* Exercise brief: Make an exact copy of the lines below.

** Start Records for the exercise **

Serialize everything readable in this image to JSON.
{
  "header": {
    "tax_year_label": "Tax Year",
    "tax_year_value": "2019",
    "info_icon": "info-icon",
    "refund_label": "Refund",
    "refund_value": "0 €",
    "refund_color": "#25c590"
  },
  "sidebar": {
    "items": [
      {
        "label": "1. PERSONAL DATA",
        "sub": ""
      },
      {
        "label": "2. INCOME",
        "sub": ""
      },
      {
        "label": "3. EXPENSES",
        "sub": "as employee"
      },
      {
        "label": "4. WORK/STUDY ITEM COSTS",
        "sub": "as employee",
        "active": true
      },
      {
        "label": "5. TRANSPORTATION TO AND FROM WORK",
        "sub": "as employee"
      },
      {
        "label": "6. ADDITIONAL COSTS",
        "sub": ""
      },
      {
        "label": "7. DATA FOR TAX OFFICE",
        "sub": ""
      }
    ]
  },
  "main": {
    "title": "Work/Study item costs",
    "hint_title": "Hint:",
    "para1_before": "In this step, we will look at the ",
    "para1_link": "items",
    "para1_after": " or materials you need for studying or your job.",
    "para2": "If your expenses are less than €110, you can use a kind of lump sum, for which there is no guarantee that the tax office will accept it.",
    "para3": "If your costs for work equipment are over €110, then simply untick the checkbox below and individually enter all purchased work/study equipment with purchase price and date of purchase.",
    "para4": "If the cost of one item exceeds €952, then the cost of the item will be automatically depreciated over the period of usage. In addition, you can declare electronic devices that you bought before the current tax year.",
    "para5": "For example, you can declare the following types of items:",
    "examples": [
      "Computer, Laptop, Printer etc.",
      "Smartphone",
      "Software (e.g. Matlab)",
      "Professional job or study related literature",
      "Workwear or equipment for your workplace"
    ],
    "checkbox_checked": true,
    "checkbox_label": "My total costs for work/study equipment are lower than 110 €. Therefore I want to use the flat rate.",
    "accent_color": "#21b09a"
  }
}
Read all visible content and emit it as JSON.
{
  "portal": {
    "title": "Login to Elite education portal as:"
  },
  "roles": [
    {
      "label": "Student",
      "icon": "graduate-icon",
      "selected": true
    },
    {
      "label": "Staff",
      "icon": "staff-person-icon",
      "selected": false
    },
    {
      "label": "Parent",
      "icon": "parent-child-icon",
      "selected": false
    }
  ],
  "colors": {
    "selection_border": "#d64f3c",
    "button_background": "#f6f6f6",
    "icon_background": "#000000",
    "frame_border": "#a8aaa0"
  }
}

** End Records for the exercise **

* Answer for the task:
Serialize everything readable in this image to JSON.
{
  "header": {
    "tax_year_label": "Tax Year",
    "tax_year_value": "2019",
    "info_icon": "info-icon",
    "refund_label": "Refund",
    "refund_value": "0 €",
    "refund_color": "#25c590"
  },
  "sidebar": {
    "items": [
      {
        "label": "1. PERSONAL DATA",
        "sub": ""
      },
      {
        "label": "2. INCOME",
        "sub": ""
      },
      {
        "label": "3. EXPENSES",
        "sub": "as employee"
      },
      {
        "label": "4. WORK/STUDY ITEM COSTS",
        "sub": "as employee",
        "active": true
      },
      {
        "label": "5. TRANSPORTATION TO AND FROM WORK",
        "sub": "as employee"
      },
      {
        "label": "6. ADDITIONAL COSTS",
        "sub": ""
      },
      {
        "label": "7. DATA FOR TAX OFFICE",
        "sub": ""
      }
    ]
  },
  "main": {
    "title": "Work/Study item costs",
    "hint_title": "Hint:",
    "para1_before": "In this step, we will look at the ",
    "para1_link": "items",
    "para1_after": " or materials you need for studying or your job.",
    "para2": "If your expenses are less than €110, you can use a kind of lump sum, for which there is no guarantee that the tax office will accept it.",
    "para3": "If your costs for work equipment are over €110, then simply untick the checkbox below and individually enter all purchased work/study equipment with purchase price and date of purchase.",
    "para4": "If the cost of one item exceeds €952, then the cost of the item will be automatically depreciated over the period of usage. In addition, you can declare electronic devices that you bought before the current tax year.",
    "para5": "For example, you can declare the following types of items:",
    "examples": [
      "Computer, Laptop, Printer etc.",
      "Smartphone",
      "Software (e.g. Matlab)",
      "Professional job or study related literature",
      "Workwear or equipment for your workplace"
    ],
    "checkbox_checked": true,
    "checkbox_label": "My total costs for work/study equipment are lower than 110 €. Therefore I want to use the flat rate.",
    "accent_color": "#21b09a"
  }
}
Read all visible content and emit it as JSON.
{
  "portal": {
    "title": "Login to Elite education portal as:"
  },
  "roles": [
    {
      "label": "Student",
      "icon": "graduate-icon",
      "selected": true
    },
    {
      "label": "Staff",
      "icon": "staff-person-icon",
      "selected": false
    },
    {
      "label": "Parent",
      "icon": "parent-child-icon",
      "selected": false
    }
  ],
  "colors": {
    "selection_border": "#d64f3c",
    "button_background": "#f6f6f6",
    "icon_background": "#000000",
    "frame_border": "#a8aaa0"
  }
}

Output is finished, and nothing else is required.